[WHAT THE TASK REQUIRES]: Repeat the records exactly. Every line must match.

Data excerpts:
===

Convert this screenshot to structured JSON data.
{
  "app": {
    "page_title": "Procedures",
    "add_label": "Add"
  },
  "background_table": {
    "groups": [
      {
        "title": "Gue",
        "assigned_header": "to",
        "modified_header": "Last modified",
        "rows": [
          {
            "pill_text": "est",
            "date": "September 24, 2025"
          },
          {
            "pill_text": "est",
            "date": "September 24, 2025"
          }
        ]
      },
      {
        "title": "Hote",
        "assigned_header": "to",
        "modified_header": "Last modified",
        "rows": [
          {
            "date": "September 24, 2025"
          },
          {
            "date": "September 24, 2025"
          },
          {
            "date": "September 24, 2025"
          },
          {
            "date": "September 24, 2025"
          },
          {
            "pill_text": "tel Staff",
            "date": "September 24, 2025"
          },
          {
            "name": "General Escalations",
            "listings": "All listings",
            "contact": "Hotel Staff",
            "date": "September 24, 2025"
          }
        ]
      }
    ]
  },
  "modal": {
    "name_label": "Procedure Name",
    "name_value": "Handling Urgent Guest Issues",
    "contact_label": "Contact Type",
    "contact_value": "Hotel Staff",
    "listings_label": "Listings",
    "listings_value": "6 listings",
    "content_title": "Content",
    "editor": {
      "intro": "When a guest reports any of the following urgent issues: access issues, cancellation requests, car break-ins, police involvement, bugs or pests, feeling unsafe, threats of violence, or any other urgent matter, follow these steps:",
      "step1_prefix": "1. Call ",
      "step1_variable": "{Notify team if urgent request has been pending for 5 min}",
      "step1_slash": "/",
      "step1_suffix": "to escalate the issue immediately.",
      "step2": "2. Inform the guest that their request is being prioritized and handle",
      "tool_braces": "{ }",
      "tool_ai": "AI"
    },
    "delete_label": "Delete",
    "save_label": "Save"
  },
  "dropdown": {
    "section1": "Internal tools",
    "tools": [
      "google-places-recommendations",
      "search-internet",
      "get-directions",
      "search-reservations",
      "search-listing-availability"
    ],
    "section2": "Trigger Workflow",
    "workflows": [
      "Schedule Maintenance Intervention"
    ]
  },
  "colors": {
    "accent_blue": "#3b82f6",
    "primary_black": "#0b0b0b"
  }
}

===

[TASK SOLUTION]:
Convert this screenshot to structured JSON data.
{
  "app": {
    "page_title": "Procedures",
    "add_label": "Add"
  },
  "background_table": {
    "groups": [
      {
        "title": "Gue",
        "assigned_header": "to",
        "modified_header": "Last modified",
        "rows": [
          {
            "pill_text": "est",
            "date": "September 24, 2025"
          },
          {
            "pill_text": "est",
            "date": "September 24, 2025"
          }
        ]
      },
      {
        "title": "Hote",
        "assigned_header": "to",
        "modified_header": "Last modified",
        "rows": [
          {
            "date": "September 24, 2025"
          },
          {
            "date": "September 24, 2025"
          },
          {
            "date": "September 24, 2025"
          },
          {
            "date": "September 24, 2025"
          },
          {
            "pill_text": "tel Staff",
            "date": "September 24, 2025"
          },
          {
            "name": "General Escalations",
            "listings": "All listings",
            "contact": "Hotel Staff",
            "date": "September 24, 2025"
          }
        ]
      }
    ]
  },
  "modal": {
    "name_label": "Procedure Name",
    "name_value": "Handling Urgent Guest Issues",
    "contact_label": "Contact Type",
    "contact_value": "Hotel Staff",
    "listings_label": "Listings",
    "listings_value": "6 listings",
    "content_title": "Content",
    "editor": {
      "intro": "When a guest reports any of the following urgent issues: access issues, cancellation requests, car break-ins, police involvement, bugs or pests, feeling unsafe, threats of violence, or any other urgent matter, follow these steps:",
      "step1_prefix": "1. Call ",
      "step1_variable": "{Notify team if urgent request has been pending for 5 min}",
      "step1_slash": "/",
      "step1_suffix": "to escalate the issue immediately.",
      "step2": "2. Inform the guest that their request is being prioritized and handle",
      "tool_braces": "{ }",
      "tool_ai": "AI"
    },
    "delete_label": "Delete",
    "save_label": "Save"
  },
  "dropdown": {
    "section1": "Internal tools",
    "tools": [
      "google-places-recommendations",
      "search-internet",
      "get-directions",
      "search-reservations",
      "search-listing-availability"
    ],
    "section2": "Trigger Workflow",
    "workflows": [
      "Schedule Maintenance Intervention"
    ]
  },
  "colors": {
    "accent_blue": "#3b82f6",
    "primary_black": "#0b0b0b"
  }
}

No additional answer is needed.